═══ Recorded data ═══
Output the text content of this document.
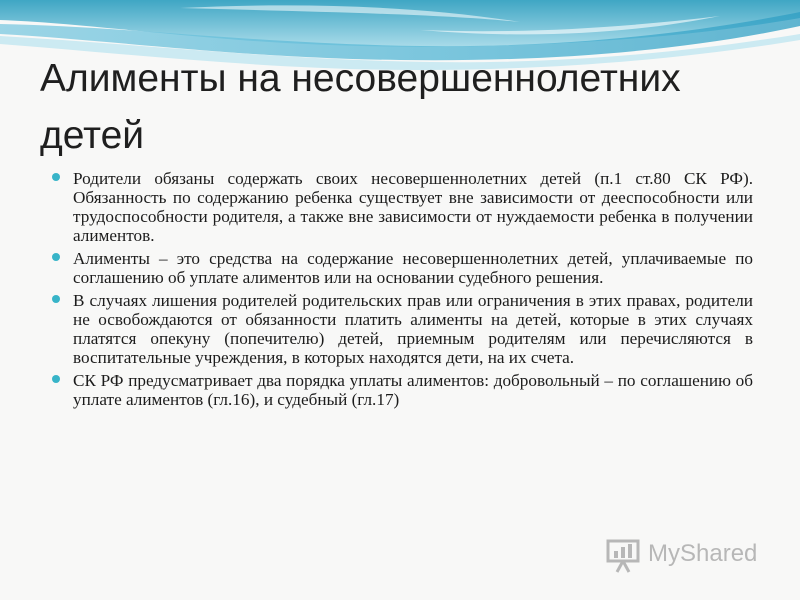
Алименты на несовершеннолетних детей
Родители обязаны содержать своих несовершеннолетних детей (п.1 ст.80 СК РФ). Обязанность по содержанию ребенка существует вне зависимости от дееспособности или трудоспособности родителя, а также вне зависимости от нуждаемости ребенка в получении алиментов.
Алименты – это средства на содержание несовершеннолетних детей, уплачиваемые по соглашению об уплате алиментов или на основании судебного решения.
В случаях лишения родителей родительских прав или ограничения в этих правах, родители не освобождаются от обязанности платить алименты на детей, которые в этих случаях платятся опекуну (попечителю) детей, приемным родителям или перечисляются в воспитательные учреждения, в которых находятся дети, на их счета.
СК РФ предусматривает два порядка уплаты алиментов: добровольный – по соглашению об уплате алиментов (гл.16), и судебный (гл.17)
MyShared
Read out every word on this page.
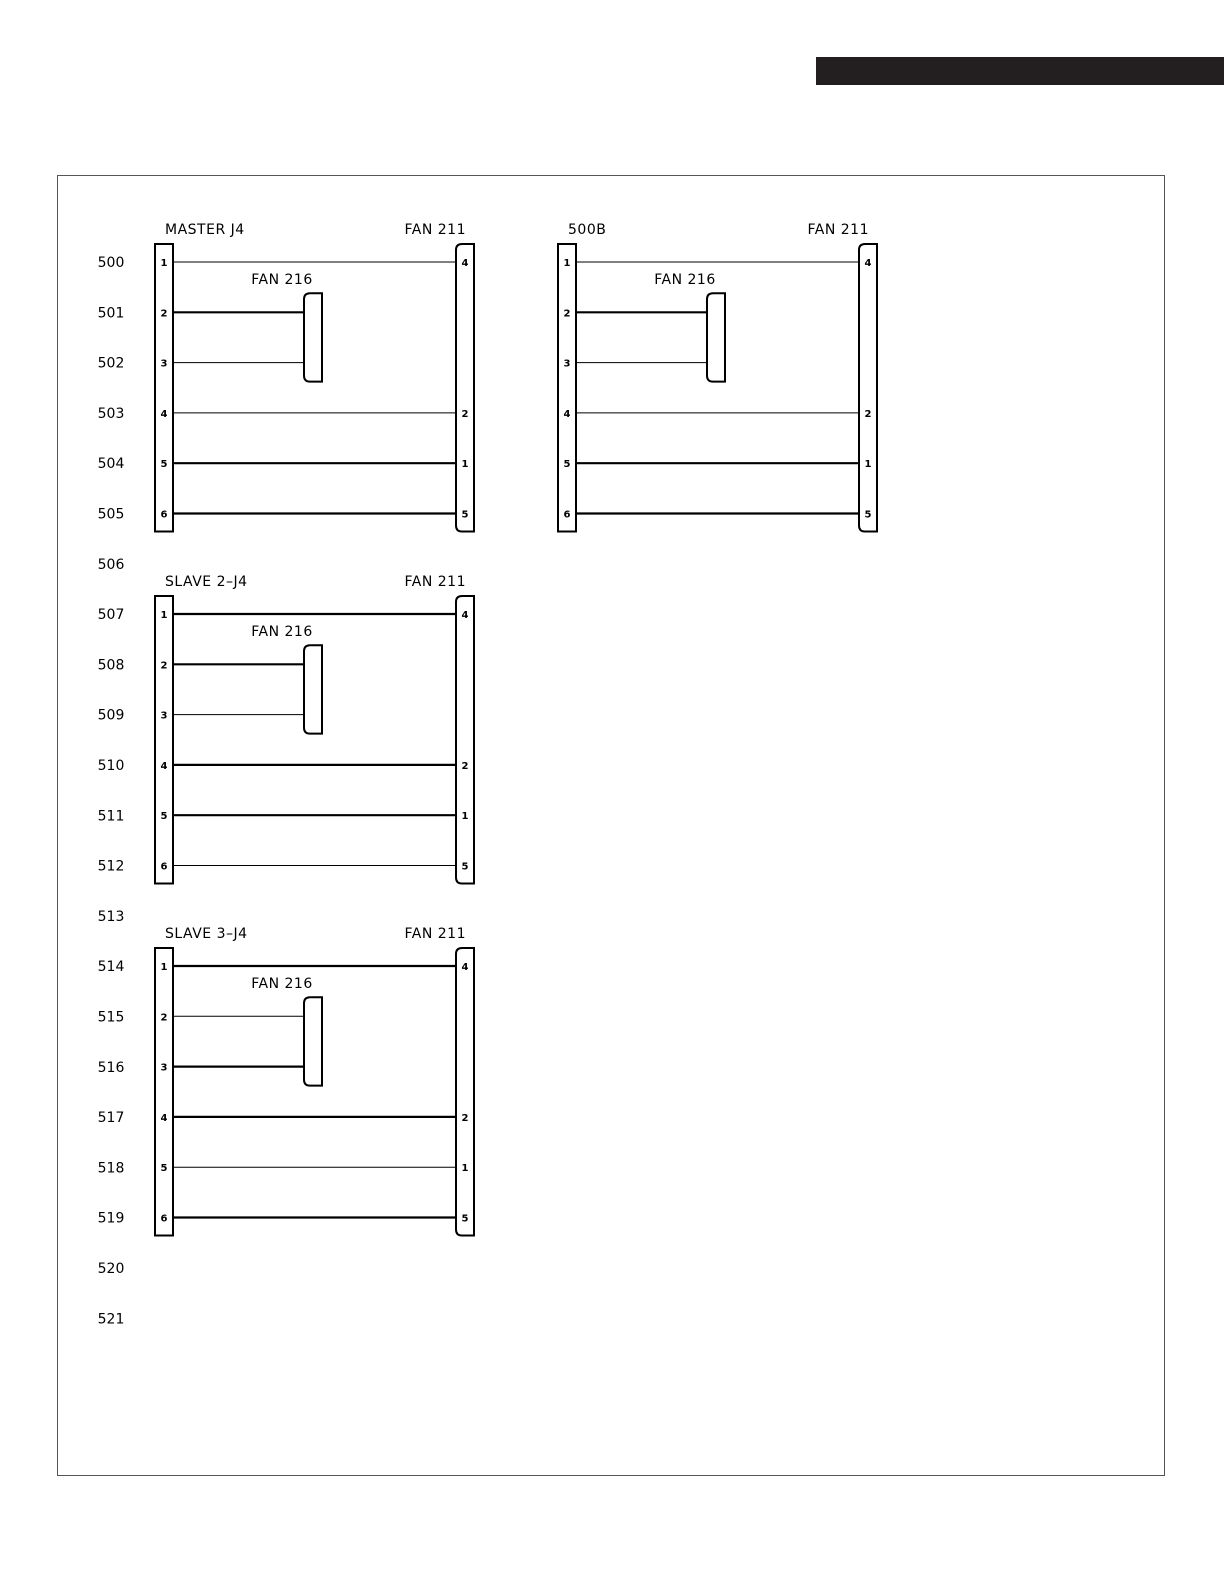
500
501
502
503
504
505
506
507
508
509
510
511
512
513
514
515
516
517
518
519
520
521
MASTER J4	FAN 211
FAN 216
1	4
2
3
4	2
5	1
6	5
500B	FAN 211
FAN 216
1	4
2
3
4	2
5	1
6	5
SLAVE 2–J4	FAN 211
FAN 216
1	4
2
3
4	2
5	1
6	5
SLAVE 3–J4	FAN 211
FAN 216
1	4
2
3
4	2
5	1
6	5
═══
→ **Your goal**:
Without including any pictures, print each record exactly.

→ **Written response**:
Output the text content of this document.
Алименты на несовершеннолетних детей
Родители обязаны содержать своих несовершеннолетних детей (п.1 ст.80 СК РФ). Обязанность по содержанию ребенка существует вне зависимости от дееспособности или трудоспособности родителя, а также вне зависимости от нуждаемости ребенка в получении алиментов.
Алименты – это средства на содержание несовершеннолетних детей, уплачиваемые по соглашению об уплате алиментов или на основании судебного решения.
В случаях лишения родителей родительских прав или ограничения в этих правах, родители не освобождаются от обязанности платить алименты на детей, которые в этих случаях платятся опекуну (попечителю) детей, приемным родителям или перечисляются в воспитательные учреждения, в которых находятся дети, на их счета.
СК РФ предусматривает два порядка уплаты алиментов: добровольный – по соглашению об уплате алиментов (гл.16), и судебный (гл.17)
MyShared
Read out every word on this page.
500
501
502
503
504
505
506
507
508
509
510
511
512
513
514
515
516
517
518
519
520
521
MASTER J4	FAN 211
FAN 216
1	4
2
3
4	2
5	1
6	5
500B	FAN 211
FAN 216
1	4
2
3
4	2
5	1
6	5
SLAVE 2–J4	FAN 211
FAN 216
1	4
2
3
4	2
5	1
6	5
SLAVE 3–J4	FAN 211
FAN 216
1	4
2
3
4	2
5	1
6	5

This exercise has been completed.